■ **WHAT THE TASK REQUIRES**: From the listing below, extract every line in which the word "Капиева" appears.
"""
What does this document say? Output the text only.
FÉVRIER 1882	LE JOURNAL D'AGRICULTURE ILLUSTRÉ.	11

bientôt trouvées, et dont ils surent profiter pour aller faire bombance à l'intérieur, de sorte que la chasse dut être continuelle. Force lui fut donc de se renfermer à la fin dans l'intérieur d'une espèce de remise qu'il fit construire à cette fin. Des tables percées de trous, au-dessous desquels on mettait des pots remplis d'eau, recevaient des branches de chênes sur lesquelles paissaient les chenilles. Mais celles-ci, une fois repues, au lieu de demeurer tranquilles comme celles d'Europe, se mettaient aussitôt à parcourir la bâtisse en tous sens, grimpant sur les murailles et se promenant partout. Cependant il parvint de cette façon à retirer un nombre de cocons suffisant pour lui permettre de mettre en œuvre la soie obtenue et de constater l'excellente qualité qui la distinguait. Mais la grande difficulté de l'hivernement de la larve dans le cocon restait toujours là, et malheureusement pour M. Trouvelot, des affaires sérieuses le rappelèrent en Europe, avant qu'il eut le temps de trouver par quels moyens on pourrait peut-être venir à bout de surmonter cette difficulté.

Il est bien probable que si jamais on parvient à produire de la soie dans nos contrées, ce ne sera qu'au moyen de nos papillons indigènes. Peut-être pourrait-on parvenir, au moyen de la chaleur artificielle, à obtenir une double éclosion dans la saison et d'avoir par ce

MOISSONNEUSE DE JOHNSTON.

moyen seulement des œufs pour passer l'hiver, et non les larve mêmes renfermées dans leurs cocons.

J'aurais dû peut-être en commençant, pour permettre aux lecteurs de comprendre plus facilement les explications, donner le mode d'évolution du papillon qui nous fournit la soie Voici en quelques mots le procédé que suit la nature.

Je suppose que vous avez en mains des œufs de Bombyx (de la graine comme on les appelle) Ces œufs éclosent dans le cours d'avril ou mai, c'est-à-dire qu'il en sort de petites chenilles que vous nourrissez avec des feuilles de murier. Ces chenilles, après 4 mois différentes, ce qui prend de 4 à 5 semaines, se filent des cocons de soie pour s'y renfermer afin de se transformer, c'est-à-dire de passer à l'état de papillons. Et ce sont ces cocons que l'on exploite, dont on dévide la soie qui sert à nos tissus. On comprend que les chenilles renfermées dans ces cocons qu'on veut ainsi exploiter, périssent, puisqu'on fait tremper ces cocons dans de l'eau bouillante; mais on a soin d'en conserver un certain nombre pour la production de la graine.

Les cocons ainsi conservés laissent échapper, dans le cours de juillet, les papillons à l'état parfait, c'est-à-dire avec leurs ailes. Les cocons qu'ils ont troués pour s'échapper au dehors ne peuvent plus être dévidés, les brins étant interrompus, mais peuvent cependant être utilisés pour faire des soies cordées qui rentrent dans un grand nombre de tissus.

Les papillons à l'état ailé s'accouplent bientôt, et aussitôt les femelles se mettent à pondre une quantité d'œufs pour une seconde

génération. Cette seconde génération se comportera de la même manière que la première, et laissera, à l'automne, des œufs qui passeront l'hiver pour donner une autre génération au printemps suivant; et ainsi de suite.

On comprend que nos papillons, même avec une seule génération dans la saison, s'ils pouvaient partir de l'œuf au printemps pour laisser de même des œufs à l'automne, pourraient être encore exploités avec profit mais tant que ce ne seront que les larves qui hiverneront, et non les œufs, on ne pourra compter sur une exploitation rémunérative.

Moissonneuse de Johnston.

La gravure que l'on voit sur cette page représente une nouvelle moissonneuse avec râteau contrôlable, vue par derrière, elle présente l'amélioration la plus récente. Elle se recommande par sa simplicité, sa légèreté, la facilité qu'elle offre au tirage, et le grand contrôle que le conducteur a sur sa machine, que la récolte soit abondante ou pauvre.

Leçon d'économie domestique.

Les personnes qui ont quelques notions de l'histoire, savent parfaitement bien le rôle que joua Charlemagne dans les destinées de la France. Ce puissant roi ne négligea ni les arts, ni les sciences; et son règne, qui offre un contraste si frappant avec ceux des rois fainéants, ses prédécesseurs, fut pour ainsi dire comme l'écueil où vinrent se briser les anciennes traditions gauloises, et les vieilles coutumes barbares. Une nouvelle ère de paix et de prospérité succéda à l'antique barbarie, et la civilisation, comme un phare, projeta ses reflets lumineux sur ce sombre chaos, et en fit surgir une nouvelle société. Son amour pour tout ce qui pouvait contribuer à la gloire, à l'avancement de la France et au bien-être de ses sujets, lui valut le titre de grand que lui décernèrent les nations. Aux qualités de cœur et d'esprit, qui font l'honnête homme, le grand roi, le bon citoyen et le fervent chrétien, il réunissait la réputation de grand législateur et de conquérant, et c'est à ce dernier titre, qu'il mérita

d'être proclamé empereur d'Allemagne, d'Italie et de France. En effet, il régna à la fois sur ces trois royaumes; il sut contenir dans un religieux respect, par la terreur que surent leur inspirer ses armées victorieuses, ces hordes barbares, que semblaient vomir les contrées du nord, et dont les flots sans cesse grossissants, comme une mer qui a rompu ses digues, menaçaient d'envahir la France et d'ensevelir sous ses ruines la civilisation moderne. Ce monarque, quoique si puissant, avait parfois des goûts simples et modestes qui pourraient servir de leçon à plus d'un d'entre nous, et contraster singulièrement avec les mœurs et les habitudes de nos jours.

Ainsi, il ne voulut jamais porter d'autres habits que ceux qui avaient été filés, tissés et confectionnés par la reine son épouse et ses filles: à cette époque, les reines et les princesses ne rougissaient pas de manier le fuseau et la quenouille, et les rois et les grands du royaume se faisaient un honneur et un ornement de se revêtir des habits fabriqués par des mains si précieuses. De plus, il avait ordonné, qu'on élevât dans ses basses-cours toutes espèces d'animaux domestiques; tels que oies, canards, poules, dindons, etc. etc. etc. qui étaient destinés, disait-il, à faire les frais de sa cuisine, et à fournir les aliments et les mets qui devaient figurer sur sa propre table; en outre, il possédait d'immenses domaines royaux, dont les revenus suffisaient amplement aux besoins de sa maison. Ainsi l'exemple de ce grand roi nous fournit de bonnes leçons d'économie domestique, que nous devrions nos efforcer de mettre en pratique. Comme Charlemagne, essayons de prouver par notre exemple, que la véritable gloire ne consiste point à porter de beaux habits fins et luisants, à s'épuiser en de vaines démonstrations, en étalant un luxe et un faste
"""
"""
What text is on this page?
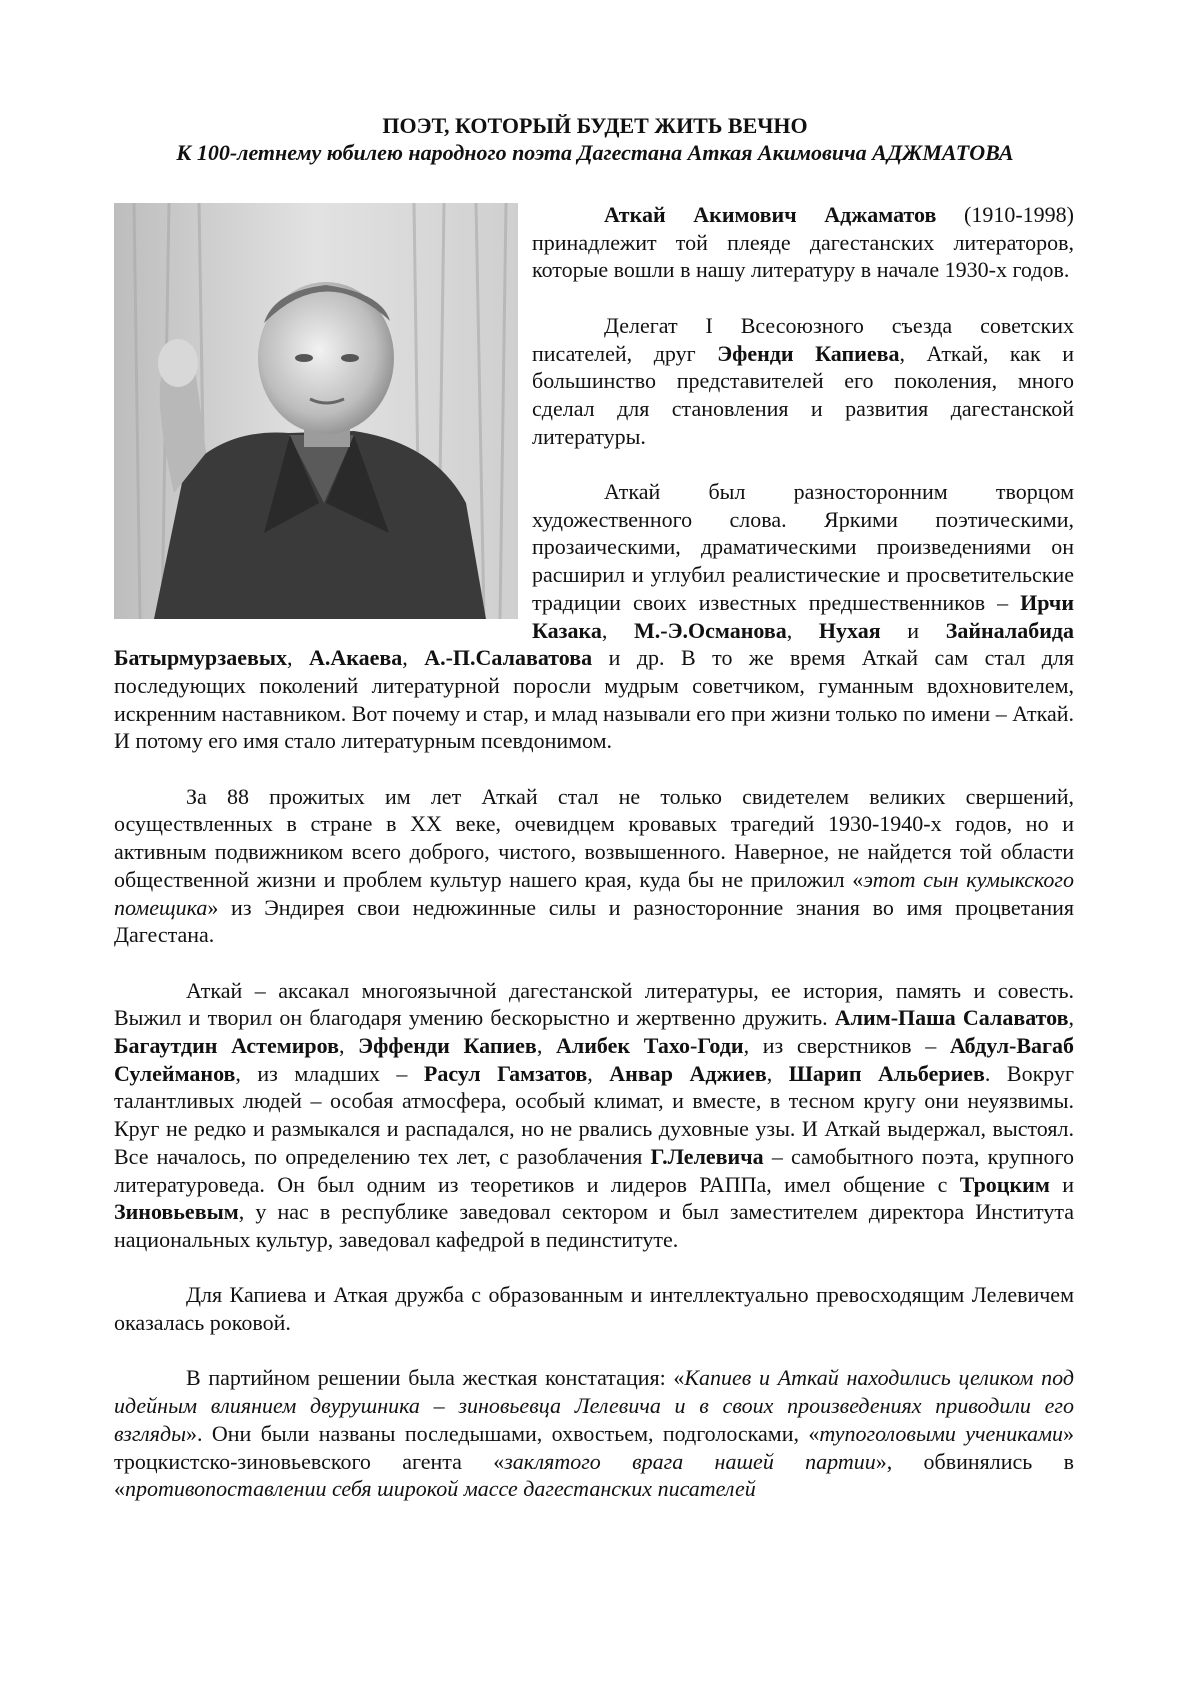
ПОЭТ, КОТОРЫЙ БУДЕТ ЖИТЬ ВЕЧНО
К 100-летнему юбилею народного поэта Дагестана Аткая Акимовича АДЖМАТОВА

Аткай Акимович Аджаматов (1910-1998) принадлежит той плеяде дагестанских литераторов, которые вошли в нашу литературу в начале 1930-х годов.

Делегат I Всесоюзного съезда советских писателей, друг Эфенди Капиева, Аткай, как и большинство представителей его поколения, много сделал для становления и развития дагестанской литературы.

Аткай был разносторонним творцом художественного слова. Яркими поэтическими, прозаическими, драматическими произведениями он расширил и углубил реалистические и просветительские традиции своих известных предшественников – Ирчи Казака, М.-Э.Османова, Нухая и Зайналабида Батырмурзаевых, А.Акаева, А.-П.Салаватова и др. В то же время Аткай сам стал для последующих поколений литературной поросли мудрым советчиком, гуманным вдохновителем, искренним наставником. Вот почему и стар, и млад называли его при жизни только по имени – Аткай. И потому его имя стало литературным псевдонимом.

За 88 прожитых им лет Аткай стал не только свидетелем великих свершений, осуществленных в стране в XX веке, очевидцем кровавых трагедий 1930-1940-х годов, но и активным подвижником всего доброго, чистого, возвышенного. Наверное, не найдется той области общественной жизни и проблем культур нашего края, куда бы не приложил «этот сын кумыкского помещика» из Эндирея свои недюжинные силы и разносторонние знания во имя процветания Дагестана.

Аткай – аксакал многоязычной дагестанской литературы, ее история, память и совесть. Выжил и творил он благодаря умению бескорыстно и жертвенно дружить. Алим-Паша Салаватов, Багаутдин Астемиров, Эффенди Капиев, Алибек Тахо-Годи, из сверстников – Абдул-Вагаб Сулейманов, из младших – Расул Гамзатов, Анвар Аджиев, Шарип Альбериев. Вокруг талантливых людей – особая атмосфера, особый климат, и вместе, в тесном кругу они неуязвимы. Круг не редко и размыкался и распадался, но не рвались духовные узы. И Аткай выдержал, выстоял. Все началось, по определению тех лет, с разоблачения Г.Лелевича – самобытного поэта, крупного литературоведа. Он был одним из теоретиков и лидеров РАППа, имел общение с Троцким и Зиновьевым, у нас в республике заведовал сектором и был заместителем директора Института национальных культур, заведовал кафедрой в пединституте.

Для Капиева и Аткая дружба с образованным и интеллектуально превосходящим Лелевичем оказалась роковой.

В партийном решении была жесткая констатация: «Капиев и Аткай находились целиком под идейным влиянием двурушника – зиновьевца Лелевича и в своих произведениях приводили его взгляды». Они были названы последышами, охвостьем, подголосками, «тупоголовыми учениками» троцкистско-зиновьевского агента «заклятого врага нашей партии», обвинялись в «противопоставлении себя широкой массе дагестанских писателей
"""
"""
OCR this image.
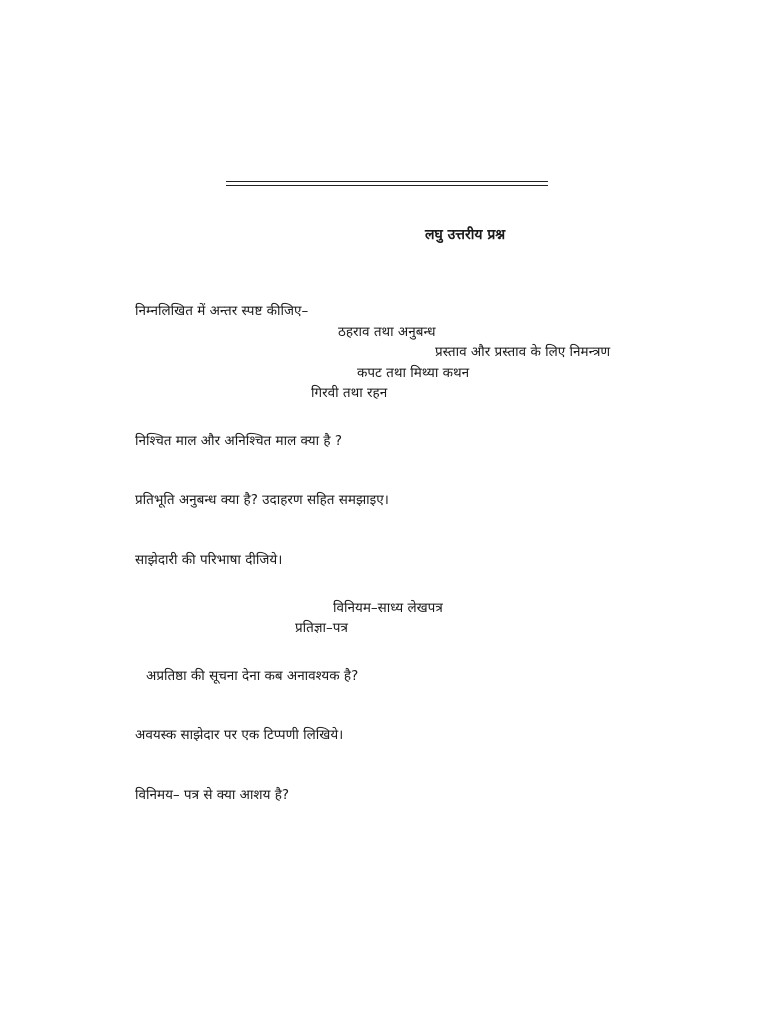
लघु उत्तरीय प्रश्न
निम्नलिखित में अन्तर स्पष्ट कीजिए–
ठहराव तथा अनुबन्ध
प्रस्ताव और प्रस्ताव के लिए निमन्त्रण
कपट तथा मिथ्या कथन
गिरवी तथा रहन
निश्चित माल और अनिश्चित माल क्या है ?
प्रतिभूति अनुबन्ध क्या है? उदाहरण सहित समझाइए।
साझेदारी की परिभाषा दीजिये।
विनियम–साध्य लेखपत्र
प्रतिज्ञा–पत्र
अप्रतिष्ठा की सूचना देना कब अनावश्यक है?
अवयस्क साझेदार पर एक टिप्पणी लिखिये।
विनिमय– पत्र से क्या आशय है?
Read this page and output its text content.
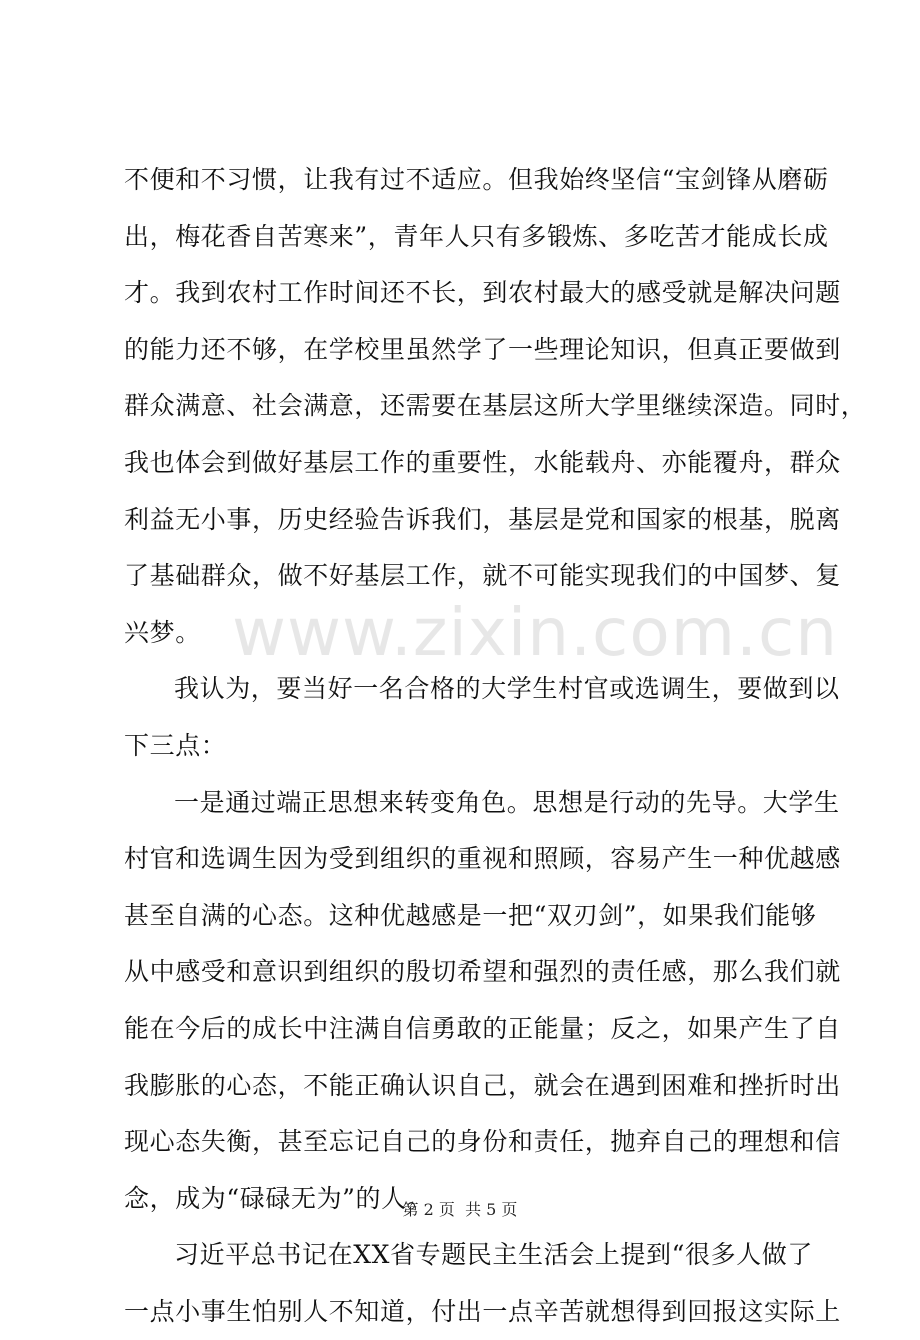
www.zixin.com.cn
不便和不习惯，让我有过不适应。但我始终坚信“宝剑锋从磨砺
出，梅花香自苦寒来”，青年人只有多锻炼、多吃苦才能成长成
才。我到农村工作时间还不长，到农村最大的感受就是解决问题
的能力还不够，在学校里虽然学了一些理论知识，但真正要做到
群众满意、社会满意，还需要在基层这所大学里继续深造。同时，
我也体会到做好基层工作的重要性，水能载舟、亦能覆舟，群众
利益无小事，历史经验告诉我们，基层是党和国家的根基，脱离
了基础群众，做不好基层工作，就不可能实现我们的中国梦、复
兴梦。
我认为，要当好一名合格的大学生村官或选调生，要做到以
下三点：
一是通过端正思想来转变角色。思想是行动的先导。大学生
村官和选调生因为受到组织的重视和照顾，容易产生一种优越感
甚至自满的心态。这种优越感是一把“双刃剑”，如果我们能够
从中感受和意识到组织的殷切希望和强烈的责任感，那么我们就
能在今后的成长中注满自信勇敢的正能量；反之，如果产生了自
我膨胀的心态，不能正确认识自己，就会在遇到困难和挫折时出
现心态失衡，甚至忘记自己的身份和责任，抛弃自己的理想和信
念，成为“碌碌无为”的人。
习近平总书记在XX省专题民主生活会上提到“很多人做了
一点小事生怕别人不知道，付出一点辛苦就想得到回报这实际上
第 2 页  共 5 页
"""
■ **ANSWER TO THE TASK**:
Делегат I Всесоюзного съезда советских писателей, друг Эфенди Капиева, Аткай, как и большинство представителей его поколения, много сделал для становления и развития дагестанской литературы.
Для Капиева и Аткая дружба с образованным и интеллектуально превосходящим Лелевичем оказалась роковой.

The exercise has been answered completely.